Records from a collection:
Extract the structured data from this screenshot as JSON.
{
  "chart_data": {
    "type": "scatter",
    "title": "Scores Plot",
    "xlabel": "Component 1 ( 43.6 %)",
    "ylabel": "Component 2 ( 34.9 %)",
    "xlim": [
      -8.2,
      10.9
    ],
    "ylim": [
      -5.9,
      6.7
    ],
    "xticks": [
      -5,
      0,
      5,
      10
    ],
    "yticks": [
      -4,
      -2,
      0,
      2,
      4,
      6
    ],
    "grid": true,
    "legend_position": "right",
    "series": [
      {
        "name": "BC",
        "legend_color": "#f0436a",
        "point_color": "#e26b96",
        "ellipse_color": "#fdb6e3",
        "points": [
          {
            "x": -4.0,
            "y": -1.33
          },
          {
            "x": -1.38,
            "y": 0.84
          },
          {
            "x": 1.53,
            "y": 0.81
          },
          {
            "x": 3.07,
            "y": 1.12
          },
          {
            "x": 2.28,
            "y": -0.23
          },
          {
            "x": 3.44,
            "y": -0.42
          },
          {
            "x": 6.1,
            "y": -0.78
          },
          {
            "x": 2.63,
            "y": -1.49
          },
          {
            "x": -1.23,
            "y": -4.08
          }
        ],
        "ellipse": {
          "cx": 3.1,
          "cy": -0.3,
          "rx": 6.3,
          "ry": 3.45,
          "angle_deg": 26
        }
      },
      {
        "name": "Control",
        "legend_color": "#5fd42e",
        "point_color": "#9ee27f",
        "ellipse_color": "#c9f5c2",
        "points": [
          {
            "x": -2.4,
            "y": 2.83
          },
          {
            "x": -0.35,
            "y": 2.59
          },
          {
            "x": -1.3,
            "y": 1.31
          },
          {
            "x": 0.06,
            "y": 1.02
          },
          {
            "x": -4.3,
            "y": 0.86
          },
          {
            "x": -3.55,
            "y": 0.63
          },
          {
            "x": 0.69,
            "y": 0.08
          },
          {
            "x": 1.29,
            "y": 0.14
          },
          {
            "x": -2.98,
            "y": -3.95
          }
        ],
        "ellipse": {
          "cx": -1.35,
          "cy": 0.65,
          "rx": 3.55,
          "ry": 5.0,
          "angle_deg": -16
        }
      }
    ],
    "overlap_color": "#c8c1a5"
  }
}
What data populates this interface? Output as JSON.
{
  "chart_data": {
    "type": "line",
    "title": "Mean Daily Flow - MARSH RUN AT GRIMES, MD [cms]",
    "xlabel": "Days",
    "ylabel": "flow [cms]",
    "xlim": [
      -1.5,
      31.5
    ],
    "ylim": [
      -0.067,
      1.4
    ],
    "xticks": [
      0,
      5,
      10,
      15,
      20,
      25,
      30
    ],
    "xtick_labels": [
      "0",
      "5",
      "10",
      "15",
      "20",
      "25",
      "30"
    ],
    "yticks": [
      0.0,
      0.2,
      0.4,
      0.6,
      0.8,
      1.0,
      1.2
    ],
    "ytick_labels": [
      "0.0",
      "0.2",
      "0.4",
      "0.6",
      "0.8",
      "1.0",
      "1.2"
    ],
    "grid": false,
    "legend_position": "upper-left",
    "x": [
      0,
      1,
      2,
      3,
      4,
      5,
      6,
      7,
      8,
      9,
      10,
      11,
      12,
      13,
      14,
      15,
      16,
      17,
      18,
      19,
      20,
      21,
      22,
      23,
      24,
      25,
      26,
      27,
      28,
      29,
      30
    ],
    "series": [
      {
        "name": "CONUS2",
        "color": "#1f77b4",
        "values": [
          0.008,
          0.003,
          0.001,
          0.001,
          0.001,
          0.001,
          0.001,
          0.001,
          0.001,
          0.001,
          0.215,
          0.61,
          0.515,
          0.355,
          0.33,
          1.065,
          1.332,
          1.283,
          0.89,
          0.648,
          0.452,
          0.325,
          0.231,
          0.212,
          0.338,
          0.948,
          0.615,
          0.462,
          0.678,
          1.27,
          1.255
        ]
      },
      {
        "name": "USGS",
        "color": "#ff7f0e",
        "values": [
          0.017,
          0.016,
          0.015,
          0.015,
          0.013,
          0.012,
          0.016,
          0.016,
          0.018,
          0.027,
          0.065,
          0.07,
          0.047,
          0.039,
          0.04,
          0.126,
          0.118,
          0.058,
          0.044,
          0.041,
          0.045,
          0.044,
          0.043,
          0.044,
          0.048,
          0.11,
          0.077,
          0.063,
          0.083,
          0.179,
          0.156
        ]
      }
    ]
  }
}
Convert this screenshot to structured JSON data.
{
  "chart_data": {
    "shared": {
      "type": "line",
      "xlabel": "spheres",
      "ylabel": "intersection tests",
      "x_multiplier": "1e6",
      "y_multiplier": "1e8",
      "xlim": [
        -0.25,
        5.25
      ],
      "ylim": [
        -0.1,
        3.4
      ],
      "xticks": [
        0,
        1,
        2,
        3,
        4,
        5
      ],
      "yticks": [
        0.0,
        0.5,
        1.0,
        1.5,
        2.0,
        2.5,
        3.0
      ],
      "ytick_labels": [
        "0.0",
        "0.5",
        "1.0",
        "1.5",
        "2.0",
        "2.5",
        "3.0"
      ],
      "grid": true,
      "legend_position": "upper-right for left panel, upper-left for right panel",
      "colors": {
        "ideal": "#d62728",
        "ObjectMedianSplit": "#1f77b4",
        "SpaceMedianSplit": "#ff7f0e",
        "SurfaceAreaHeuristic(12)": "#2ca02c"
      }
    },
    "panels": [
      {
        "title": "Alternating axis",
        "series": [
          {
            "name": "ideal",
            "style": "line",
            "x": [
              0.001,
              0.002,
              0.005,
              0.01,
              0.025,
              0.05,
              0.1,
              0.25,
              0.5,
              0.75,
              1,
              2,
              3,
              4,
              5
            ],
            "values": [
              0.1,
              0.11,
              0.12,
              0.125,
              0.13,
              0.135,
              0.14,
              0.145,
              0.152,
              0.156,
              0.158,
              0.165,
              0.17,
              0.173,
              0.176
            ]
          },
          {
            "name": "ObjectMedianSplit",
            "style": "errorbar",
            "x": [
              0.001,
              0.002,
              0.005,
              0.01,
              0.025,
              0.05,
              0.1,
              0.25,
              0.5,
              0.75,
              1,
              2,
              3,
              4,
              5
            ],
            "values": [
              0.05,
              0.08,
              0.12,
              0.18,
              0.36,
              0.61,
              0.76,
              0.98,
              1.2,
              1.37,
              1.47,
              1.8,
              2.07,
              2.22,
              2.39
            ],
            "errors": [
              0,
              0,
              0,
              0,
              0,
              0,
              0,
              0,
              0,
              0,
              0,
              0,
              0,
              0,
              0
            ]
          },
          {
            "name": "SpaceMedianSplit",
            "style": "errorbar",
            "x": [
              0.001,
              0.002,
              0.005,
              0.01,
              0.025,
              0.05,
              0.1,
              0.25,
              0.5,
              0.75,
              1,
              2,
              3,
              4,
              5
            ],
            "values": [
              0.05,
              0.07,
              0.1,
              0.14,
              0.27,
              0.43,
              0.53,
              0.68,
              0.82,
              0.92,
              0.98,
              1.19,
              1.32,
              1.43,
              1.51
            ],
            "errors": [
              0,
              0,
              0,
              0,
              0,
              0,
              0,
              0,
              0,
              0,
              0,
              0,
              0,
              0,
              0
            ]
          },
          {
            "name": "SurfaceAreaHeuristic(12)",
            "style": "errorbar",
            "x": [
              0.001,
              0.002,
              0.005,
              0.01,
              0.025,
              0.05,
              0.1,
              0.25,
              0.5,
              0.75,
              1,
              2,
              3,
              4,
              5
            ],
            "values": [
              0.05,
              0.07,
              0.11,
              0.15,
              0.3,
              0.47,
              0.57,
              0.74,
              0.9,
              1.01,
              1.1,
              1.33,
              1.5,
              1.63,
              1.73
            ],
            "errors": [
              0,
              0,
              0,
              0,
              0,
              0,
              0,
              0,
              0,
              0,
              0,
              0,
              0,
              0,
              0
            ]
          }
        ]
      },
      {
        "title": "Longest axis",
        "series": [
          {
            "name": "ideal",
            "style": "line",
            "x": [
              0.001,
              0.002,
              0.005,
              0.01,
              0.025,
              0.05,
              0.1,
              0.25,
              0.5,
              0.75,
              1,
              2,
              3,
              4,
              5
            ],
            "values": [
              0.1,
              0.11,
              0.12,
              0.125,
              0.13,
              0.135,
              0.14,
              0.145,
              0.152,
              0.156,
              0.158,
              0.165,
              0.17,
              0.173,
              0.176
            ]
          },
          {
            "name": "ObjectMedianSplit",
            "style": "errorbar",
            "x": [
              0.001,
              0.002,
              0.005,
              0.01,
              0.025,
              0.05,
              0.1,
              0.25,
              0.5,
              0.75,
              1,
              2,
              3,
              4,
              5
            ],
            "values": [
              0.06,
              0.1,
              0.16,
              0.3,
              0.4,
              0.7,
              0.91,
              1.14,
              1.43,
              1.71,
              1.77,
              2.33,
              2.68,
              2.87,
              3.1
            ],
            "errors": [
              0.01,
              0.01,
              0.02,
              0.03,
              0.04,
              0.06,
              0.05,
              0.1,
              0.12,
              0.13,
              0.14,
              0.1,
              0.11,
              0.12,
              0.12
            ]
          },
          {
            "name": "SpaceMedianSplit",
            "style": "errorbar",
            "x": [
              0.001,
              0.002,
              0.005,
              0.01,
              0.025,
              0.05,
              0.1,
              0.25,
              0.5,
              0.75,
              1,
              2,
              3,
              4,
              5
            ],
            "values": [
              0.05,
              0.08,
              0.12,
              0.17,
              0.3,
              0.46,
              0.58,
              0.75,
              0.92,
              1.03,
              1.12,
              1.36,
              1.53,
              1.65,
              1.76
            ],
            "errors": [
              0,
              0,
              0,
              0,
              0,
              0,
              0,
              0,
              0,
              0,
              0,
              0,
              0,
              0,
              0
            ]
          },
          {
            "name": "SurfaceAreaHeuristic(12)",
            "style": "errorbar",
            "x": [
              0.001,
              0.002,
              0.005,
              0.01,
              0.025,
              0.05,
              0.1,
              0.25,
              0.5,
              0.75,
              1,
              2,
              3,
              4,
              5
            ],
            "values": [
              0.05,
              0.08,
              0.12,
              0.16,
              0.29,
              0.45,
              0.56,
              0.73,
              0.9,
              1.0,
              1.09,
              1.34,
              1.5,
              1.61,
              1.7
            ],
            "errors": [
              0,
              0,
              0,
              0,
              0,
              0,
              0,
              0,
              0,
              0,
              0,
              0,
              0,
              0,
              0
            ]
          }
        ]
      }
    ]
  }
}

Task to complete: Across the preceding material, how many lines contain the word "upper"? State the number alone.

Task response: 2